• _Problem to work on_
Each entry must appear again exactly as it does in the source.
=== Given data ===
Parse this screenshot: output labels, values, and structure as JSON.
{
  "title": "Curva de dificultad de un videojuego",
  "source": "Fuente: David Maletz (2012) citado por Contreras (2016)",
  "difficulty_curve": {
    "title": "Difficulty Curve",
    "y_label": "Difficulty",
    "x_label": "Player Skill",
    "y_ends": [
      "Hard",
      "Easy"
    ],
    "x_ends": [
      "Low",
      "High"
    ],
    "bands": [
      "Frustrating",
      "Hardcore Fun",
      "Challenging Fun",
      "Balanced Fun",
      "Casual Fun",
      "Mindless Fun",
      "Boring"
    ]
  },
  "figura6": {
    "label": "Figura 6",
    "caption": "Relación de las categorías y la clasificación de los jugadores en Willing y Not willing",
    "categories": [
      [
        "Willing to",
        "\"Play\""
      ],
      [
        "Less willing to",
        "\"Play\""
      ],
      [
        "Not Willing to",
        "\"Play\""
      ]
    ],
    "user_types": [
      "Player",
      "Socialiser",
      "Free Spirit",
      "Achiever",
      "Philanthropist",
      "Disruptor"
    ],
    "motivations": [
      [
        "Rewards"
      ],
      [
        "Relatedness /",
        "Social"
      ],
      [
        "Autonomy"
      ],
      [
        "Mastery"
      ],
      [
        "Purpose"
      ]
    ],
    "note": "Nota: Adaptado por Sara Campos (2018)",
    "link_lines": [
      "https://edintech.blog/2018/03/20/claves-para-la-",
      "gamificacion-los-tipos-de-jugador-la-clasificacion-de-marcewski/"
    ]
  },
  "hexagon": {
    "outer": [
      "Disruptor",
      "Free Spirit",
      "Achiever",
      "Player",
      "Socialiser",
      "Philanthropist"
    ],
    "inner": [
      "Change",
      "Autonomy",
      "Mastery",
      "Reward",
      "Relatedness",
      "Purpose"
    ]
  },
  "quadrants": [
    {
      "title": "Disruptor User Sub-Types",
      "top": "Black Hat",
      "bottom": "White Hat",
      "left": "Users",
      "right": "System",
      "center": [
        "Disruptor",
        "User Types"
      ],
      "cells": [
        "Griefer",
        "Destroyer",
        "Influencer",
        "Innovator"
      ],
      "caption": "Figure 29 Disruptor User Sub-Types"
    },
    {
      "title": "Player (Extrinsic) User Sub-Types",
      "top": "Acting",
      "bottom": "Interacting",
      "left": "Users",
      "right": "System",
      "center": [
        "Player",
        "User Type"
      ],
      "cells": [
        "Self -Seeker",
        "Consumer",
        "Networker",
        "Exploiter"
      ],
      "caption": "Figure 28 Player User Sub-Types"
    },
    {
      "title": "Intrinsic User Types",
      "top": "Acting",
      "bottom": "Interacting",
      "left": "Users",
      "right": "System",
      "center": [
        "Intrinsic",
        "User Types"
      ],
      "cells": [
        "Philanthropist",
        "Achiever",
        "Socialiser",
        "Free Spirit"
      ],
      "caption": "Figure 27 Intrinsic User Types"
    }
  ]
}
===
• _Task answer_
Parse this screenshot: output labels, values, and structure as JSON.
{
  "title": "Curva de dificultad de un videojuego",
  "source": "Fuente: David Maletz (2012) citado por Contreras (2016)",
  "difficulty_curve": {
    "title": "Difficulty Curve",
    "y_label": "Difficulty",
    "x_label": "Player Skill",
    "y_ends": [
      "Hard",
      "Easy"
    ],
    "x_ends": [
      "Low",
      "High"
    ],
    "bands": [
      "Frustrating",
      "Hardcore Fun",
      "Challenging Fun",
      "Balanced Fun",
      "Casual Fun",
      "Mindless Fun",
      "Boring"
    ]
  },
  "figura6": {
    "label": "Figura 6",
    "caption": "Relación de las categorías y la clasificación de los jugadores en Willing y Not willing",
    "categories": [
      [
        "Willing to",
        "\"Play\""
      ],
      [
        "Less willing to",
        "\"Play\""
      ],
      [
        "Not Willing to",
        "\"Play\""
      ]
    ],
    "user_types": [
      "Player",
      "Socialiser",
      "Free Spirit",
      "Achiever",
      "Philanthropist",
      "Disruptor"
    ],
    "motivations": [
      [
        "Rewards"
      ],
      [
        "Relatedness /",
        "Social"
      ],
      [
        "Autonomy"
      ],
      [
        "Mastery"
      ],
      [
        "Purpose"
      ]
    ],
    "note": "Nota: Adaptado por Sara Campos (2018)",
    "link_lines": [
      "https://edintech.blog/2018/03/20/claves-para-la-",
      "gamificacion-los-tipos-de-jugador-la-clasificacion-de-marcewski/"
    ]
  },
  "hexagon": {
    "outer": [
      "Disruptor",
      "Free Spirit",
      "Achiever",
      "Player",
      "Socialiser",
      "Philanthropist"
    ],
    "inner": [
      "Change",
      "Autonomy",
      "Mastery",
      "Reward",
      "Relatedness",
      "Purpose"
    ]
  },
  "quadrants": [
    {
      "title": "Disruptor User Sub-Types",
      "top": "Black Hat",
      "bottom": "White Hat",
      "left": "Users",
      "right": "System",
      "center": [
        "Disruptor",
        "User Types"
      ],
      "cells": [
        "Griefer",
        "Destroyer",
        "Influencer",
        "Innovator"
      ],
      "caption": "Figure 29 Disruptor User Sub-Types"
    },
    {
      "title": "Player (Extrinsic) User Sub-Types",
      "top": "Acting",
      "bottom": "Interacting",
      "left": "Users",
      "right": "System",
      "center": [
        "Player",
        "User Type"
      ],
      "cells": [
        "Self -Seeker",
        "Consumer",
        "Networker",
        "Exploiter"
      ],
      "caption": "Figure 28 Player User Sub-Types"
    },
    {
      "title": "Intrinsic User Types",
      "top": "Acting",
      "bottom": "Interacting",
      "left": "Users",
      "right": "System",
      "center": [
        "Intrinsic",
        "User Types"
      ],
      "cells": [
        "Philanthropist",
        "Achiever",
        "Socialiser",
        "Free Spirit"
      ],
      "caption": "Figure 27 Intrinsic User Types"
    }
  ]
}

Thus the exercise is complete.